| Stored records |
........

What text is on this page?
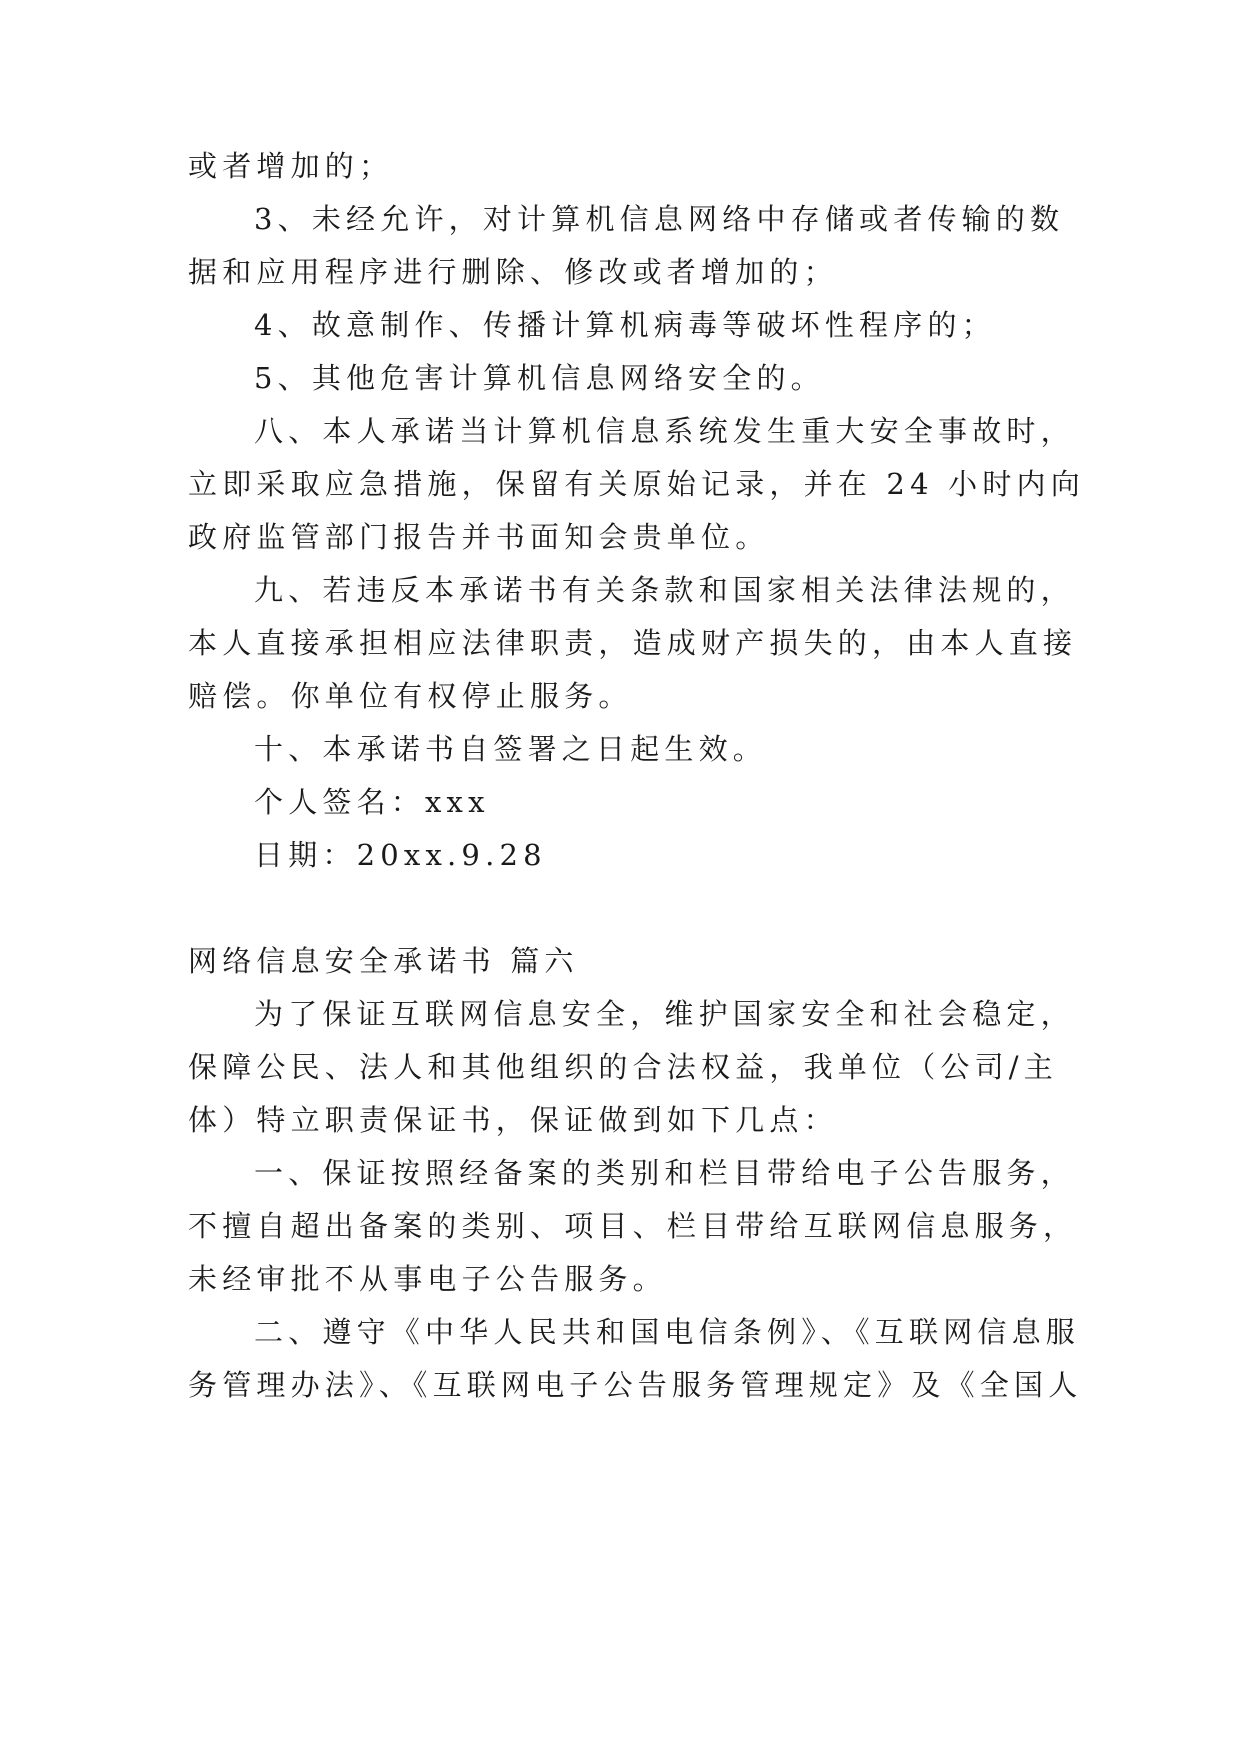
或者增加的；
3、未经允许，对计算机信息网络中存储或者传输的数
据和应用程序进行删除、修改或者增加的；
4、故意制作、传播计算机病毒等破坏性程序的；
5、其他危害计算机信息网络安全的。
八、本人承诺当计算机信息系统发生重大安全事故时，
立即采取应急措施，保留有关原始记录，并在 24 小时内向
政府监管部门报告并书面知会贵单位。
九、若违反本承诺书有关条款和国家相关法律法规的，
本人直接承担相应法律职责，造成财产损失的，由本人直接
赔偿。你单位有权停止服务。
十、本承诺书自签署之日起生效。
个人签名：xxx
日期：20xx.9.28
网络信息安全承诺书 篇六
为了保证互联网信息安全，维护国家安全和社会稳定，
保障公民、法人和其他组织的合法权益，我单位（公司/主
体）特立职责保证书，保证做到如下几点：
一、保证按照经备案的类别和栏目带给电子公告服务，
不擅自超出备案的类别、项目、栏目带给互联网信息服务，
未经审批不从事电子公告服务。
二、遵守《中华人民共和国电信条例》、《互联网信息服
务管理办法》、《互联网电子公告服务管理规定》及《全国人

........

| Written instruction |
Reproduce all entries exactly. Pictures do not belong in the copy.

| Solution to the exercise |
What text is on this page?
或者增加的；
3、未经允许，对计算机信息网络中存储或者传输的数
据和应用程序进行删除、修改或者增加的；
4、故意制作、传播计算机病毒等破坏性程序的；
5、其他危害计算机信息网络安全的。
八、本人承诺当计算机信息系统发生重大安全事故时，
立即采取应急措施，保留有关原始记录，并在 24 小时内向
政府监管部门报告并书面知会贵单位。
九、若违反本承诺书有关条款和国家相关法律法规的，
本人直接承担相应法律职责，造成财产损失的，由本人直接
赔偿。你单位有权停止服务。
十、本承诺书自签署之日起生效。
个人签名：xxx
日期：20xx.9.28
网络信息安全承诺书 篇六
为了保证互联网信息安全，维护国家安全和社会稳定，
保障公民、法人和其他组织的合法权益，我单位（公司/主
体）特立职责保证书，保证做到如下几点：
一、保证按照经备案的类别和栏目带给电子公告服务，
不擅自超出备案的类别、项目、栏目带给互联网信息服务，
未经审批不从事电子公告服务。
二、遵守《中华人民共和国电信条例》、《互联网信息服
务管理办法》、《互联网电子公告服务管理规定》及《全国人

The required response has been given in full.